Records from a dataset
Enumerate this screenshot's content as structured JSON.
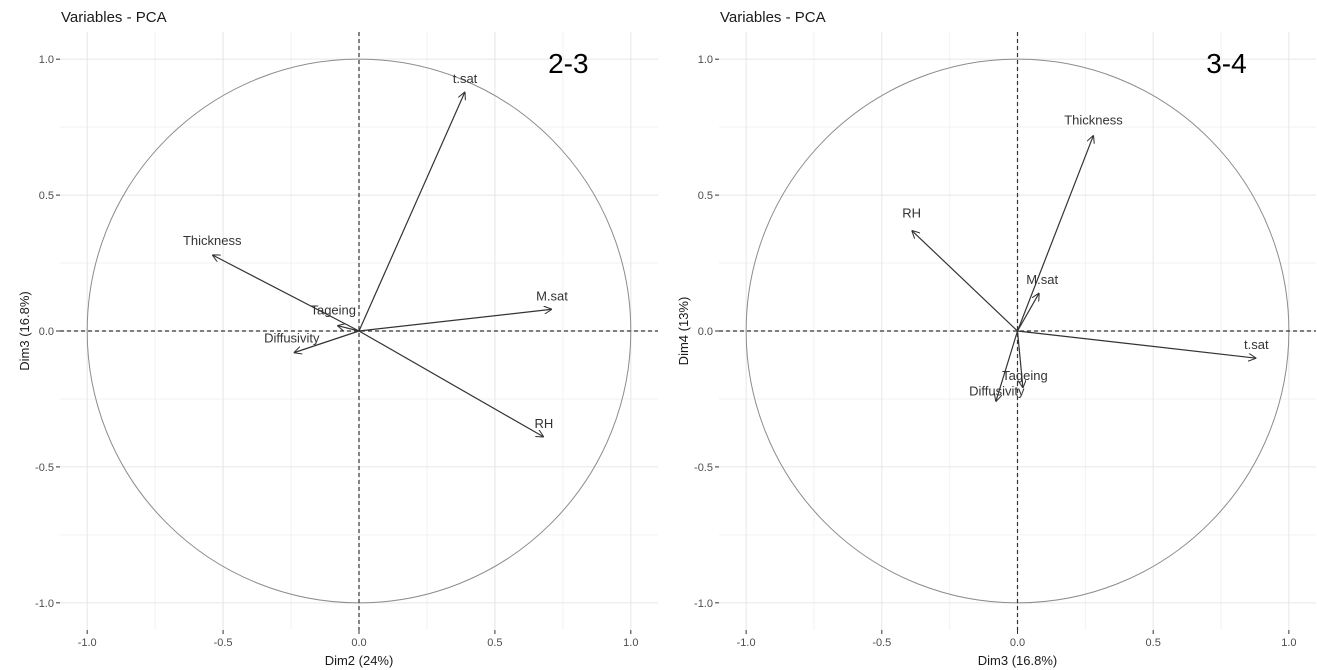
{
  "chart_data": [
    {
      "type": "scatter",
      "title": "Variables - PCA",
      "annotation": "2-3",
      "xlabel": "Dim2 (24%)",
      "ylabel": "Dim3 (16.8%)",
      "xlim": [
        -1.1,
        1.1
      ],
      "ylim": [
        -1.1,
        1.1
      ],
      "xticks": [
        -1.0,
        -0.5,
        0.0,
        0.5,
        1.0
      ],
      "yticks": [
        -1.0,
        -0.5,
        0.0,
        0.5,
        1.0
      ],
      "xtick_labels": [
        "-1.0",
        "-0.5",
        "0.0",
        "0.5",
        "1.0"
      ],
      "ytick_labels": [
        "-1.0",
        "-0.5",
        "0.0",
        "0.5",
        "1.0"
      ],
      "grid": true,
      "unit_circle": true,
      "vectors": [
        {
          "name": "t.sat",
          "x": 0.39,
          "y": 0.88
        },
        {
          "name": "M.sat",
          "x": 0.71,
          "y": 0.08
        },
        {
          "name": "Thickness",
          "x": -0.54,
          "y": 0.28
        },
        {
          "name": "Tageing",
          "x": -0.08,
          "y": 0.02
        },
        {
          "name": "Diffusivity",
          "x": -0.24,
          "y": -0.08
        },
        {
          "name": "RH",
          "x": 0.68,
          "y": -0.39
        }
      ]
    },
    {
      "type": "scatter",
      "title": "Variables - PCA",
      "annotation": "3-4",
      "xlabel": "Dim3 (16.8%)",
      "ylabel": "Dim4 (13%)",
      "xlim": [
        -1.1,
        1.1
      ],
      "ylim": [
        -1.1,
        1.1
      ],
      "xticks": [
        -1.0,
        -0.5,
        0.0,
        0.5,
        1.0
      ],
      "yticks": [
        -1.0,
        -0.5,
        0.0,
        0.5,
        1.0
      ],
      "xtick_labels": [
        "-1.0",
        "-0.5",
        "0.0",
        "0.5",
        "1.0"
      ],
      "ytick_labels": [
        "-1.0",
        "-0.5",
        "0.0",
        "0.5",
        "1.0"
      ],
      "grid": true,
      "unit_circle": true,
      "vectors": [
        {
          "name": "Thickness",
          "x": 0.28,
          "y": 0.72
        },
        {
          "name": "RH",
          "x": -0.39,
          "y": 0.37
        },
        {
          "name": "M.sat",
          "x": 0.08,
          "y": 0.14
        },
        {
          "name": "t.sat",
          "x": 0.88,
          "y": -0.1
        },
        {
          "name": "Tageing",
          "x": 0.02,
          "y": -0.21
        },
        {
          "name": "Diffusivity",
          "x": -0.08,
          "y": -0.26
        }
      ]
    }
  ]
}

[What you need to do]: Reproduce each line word for word and drop the pictures.

[Solved exercise]:
Enumerate this screenshot's content as structured JSON.
{
  "chart_data": [
    {
      "type": "scatter",
      "title": "Variables - PCA",
      "annotation": "2-3",
      "xlabel": "Dim2 (24%)",
      "ylabel": "Dim3 (16.8%)",
      "xlim": [
        -1.1,
        1.1
      ],
      "ylim": [
        -1.1,
        1.1
      ],
      "xticks": [
        -1.0,
        -0.5,
        0.0,
        0.5,
        1.0
      ],
      "yticks": [
        -1.0,
        -0.5,
        0.0,
        0.5,
        1.0
      ],
      "xtick_labels": [
        "-1.0",
        "-0.5",
        "0.0",
        "0.5",
        "1.0"
      ],
      "ytick_labels": [
        "-1.0",
        "-0.5",
        "0.0",
        "0.5",
        "1.0"
      ],
      "grid": true,
      "unit_circle": true,
      "vectors": [
        {
          "name": "t.sat",
          "x": 0.39,
          "y": 0.88
        },
        {
          "name": "M.sat",
          "x": 0.71,
          "y": 0.08
        },
        {
          "name": "Thickness",
          "x": -0.54,
          "y": 0.28
        },
        {
          "name": "Tageing",
          "x": -0.08,
          "y": 0.02
        },
        {
          "name": "Diffusivity",
          "x": -0.24,
          "y": -0.08
        },
        {
          "name": "RH",
          "x": 0.68,
          "y": -0.39
        }
      ]
    },
    {
      "type": "scatter",
      "title": "Variables - PCA",
      "annotation": "3-4",
      "xlabel": "Dim3 (16.8%)",
      "ylabel": "Dim4 (13%)",
      "xlim": [
        -1.1,
        1.1
      ],
      "ylim": [
        -1.1,
        1.1
      ],
      "xticks": [
        -1.0,
        -0.5,
        0.0,
        0.5,
        1.0
      ],
      "yticks": [
        -1.0,
        -0.5,
        0.0,
        0.5,
        1.0
      ],
      "xtick_labels": [
        "-1.0",
        "-0.5",
        "0.0",
        "0.5",
        "1.0"
      ],
      "ytick_labels": [
        "-1.0",
        "-0.5",
        "0.0",
        "0.5",
        "1.0"
      ],
      "grid": true,
      "unit_circle": true,
      "vectors": [
        {
          "name": "Thickness",
          "x": 0.28,
          "y": 0.72
        },
        {
          "name": "RH",
          "x": -0.39,
          "y": 0.37
        },
        {
          "name": "M.sat",
          "x": 0.08,
          "y": 0.14
        },
        {
          "name": "t.sat",
          "x": 0.88,
          "y": -0.1
        },
        {
          "name": "Tageing",
          "x": 0.02,
          "y": -0.21
        },
        {
          "name": "Diffusivity",
          "x": -0.08,
          "y": -0.26
        }
      ]
    }
  ]
}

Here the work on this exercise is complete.